INPUT DATA:
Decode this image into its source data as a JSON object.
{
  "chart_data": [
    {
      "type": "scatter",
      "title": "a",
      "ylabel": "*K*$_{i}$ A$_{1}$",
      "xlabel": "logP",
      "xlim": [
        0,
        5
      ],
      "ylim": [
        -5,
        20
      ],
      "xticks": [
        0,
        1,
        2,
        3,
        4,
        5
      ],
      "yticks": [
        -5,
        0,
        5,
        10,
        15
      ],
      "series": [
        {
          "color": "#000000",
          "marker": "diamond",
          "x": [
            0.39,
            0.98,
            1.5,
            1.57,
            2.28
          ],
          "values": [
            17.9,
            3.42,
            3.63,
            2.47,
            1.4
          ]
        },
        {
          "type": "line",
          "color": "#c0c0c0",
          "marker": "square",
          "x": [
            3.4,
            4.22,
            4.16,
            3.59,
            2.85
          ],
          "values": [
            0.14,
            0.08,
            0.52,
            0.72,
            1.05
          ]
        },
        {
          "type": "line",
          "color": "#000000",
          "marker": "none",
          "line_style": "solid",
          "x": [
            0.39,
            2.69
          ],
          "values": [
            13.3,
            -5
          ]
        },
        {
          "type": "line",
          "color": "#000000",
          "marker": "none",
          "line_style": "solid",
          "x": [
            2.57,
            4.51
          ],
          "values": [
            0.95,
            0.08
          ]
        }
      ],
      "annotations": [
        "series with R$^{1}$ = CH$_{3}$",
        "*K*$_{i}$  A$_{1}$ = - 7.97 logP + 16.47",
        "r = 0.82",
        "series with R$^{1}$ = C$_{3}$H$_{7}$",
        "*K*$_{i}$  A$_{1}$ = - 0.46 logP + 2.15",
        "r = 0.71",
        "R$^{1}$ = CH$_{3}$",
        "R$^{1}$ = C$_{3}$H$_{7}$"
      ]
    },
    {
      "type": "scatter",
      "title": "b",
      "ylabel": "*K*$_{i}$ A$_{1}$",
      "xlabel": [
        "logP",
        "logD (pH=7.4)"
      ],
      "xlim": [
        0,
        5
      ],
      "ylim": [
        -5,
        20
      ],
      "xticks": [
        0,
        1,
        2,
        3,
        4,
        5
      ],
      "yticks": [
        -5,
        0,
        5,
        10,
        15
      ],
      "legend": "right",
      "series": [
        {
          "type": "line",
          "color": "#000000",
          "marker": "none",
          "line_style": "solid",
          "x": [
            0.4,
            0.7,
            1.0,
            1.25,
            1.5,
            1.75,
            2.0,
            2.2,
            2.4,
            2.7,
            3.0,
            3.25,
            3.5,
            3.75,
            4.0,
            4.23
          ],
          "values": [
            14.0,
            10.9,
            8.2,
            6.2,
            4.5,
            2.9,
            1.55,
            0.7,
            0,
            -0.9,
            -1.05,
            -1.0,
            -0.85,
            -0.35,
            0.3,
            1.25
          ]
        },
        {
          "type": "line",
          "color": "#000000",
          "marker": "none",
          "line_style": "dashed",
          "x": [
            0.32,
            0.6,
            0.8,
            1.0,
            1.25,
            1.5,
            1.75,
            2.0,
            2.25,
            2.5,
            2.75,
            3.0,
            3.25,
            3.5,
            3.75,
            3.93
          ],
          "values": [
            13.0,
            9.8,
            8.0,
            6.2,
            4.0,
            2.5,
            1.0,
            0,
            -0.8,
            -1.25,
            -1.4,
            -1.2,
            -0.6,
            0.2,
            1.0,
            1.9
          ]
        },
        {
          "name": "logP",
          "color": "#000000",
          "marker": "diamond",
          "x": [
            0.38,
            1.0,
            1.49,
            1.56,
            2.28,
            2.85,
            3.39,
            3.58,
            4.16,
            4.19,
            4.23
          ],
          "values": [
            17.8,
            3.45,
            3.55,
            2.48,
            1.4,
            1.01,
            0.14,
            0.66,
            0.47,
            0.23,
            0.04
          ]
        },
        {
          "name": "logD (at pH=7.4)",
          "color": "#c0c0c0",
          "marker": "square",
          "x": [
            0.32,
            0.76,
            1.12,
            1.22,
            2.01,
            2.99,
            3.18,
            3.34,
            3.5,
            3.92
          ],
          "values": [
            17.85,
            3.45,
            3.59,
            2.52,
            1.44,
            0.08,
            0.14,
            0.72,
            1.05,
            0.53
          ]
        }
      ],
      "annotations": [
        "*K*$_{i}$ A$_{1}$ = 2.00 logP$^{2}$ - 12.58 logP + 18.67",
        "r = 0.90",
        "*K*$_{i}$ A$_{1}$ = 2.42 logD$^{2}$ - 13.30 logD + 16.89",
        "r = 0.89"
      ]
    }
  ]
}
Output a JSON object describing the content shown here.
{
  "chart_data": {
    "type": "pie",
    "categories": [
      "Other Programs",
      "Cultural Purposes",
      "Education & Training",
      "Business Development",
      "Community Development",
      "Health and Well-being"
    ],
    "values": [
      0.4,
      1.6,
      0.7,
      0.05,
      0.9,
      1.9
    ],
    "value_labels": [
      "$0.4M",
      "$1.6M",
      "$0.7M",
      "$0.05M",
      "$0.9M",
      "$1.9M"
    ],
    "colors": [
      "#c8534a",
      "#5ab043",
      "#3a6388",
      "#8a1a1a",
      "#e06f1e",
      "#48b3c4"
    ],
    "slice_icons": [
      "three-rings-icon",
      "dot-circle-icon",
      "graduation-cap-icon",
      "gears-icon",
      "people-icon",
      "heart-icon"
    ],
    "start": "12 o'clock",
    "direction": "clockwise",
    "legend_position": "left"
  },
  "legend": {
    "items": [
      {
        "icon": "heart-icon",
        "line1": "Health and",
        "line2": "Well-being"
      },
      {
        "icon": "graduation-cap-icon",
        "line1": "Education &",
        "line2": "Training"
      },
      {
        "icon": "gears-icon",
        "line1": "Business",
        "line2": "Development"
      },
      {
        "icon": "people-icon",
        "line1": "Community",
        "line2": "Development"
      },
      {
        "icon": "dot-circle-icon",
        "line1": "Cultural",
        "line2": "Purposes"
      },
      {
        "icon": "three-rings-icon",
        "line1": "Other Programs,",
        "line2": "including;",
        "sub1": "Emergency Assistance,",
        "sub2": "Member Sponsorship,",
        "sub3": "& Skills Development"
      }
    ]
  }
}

THE REQUEST:
Your answer should be one number: how many lines in the material above contain the string "rings".

COMPLETED EXERCISE:
2